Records
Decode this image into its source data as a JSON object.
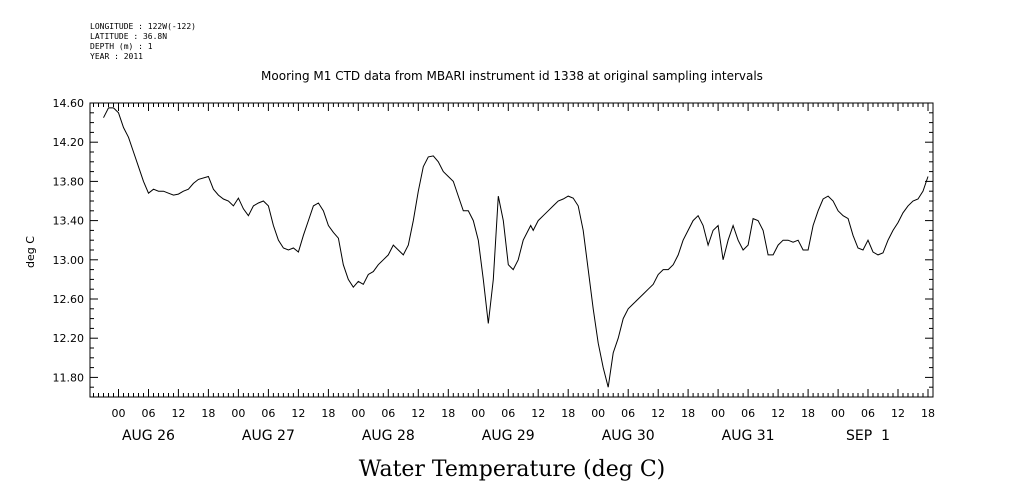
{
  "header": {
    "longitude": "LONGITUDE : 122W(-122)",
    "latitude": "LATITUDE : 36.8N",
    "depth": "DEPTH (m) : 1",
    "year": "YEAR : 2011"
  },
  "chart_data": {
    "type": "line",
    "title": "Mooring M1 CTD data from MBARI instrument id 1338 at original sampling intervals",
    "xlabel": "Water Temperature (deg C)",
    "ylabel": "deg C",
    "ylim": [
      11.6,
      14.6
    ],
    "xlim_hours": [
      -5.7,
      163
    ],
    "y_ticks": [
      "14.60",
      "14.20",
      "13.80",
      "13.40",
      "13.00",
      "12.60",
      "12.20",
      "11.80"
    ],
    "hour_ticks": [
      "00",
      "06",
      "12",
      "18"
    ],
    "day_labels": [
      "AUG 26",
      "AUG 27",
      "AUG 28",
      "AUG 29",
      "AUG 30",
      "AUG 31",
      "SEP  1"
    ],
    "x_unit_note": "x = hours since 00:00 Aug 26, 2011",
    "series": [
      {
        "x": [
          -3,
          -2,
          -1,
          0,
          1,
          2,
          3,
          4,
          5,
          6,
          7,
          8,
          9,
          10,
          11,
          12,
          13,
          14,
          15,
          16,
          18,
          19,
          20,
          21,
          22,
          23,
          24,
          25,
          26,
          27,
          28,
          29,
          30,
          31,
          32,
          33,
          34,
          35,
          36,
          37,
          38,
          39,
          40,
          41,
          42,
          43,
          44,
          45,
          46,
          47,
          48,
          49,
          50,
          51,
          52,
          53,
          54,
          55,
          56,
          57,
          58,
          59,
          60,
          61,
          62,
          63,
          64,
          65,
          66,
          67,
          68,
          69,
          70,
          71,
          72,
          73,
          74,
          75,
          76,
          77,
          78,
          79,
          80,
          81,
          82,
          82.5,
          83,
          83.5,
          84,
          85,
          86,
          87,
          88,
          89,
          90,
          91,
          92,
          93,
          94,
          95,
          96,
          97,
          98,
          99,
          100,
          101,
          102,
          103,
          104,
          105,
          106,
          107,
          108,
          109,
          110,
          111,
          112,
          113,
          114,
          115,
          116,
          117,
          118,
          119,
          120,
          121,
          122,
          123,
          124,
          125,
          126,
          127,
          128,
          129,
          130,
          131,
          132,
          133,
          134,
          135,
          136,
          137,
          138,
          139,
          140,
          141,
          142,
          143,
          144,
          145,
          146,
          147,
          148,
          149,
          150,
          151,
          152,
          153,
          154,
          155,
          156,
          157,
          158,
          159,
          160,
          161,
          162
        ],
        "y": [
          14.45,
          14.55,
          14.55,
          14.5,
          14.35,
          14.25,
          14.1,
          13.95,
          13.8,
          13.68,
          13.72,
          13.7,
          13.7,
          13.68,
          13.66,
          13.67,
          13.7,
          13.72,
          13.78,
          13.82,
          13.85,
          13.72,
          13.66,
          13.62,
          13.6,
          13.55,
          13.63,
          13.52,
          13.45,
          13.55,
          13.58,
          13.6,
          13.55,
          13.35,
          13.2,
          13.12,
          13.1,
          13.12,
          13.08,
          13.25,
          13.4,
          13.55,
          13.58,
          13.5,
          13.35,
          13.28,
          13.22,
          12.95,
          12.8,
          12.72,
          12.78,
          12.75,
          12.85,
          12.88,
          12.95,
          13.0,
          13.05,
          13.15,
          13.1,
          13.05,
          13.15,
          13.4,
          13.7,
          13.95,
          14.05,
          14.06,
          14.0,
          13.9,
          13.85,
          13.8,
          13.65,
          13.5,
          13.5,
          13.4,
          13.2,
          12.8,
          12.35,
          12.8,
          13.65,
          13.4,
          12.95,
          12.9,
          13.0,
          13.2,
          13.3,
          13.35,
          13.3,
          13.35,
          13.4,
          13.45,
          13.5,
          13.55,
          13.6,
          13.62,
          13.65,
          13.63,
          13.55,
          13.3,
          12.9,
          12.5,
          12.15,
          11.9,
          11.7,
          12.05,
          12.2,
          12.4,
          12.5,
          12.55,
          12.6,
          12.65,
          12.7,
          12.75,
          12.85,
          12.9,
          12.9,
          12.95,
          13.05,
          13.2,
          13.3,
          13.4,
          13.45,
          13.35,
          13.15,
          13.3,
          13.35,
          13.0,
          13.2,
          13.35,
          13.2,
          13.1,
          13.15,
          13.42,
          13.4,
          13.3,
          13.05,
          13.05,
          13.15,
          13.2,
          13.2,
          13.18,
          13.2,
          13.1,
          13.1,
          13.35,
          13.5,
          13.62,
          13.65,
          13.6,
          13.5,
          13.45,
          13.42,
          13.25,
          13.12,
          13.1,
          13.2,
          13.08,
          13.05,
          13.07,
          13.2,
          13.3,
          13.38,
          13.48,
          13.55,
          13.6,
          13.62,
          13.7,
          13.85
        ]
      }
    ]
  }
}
==
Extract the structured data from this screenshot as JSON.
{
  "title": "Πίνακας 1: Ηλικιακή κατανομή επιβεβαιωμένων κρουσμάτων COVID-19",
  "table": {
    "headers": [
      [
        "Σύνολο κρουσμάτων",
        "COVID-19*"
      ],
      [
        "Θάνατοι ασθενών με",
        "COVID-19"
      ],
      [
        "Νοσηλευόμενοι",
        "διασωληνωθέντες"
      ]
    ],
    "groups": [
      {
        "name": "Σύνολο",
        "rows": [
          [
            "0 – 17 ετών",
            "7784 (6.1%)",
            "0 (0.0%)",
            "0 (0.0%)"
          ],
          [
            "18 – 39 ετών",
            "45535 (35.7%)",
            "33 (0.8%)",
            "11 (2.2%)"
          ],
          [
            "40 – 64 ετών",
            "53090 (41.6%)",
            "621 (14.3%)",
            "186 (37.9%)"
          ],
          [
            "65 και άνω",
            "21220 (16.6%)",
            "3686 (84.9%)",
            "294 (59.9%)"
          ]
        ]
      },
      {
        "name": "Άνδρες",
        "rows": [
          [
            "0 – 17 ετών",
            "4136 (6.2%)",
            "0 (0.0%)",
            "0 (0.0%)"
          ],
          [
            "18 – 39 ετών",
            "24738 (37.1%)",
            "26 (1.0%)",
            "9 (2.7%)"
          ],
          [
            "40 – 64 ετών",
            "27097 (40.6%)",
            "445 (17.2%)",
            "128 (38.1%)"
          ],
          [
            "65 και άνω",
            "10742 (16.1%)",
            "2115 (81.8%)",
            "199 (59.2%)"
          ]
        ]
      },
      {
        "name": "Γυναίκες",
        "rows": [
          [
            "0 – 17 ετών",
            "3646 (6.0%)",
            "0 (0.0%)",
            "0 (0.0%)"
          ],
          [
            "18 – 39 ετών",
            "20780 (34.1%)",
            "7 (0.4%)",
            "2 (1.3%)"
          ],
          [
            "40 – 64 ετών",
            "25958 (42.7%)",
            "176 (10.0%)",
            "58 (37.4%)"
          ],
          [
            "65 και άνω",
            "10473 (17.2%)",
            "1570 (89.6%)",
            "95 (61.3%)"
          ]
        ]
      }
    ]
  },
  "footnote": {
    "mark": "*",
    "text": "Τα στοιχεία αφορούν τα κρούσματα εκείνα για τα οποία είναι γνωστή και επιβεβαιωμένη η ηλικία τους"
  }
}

Written instruction
Only lines with the string "COVID" belong in your answer; copy each one.

Answer to this problem
  "title": "Πίνακας 1: Ηλικιακή κατανομή επιβεβαιωμένων κρουσμάτων COVID-19",
        "COVID-19*"
        "COVID-19"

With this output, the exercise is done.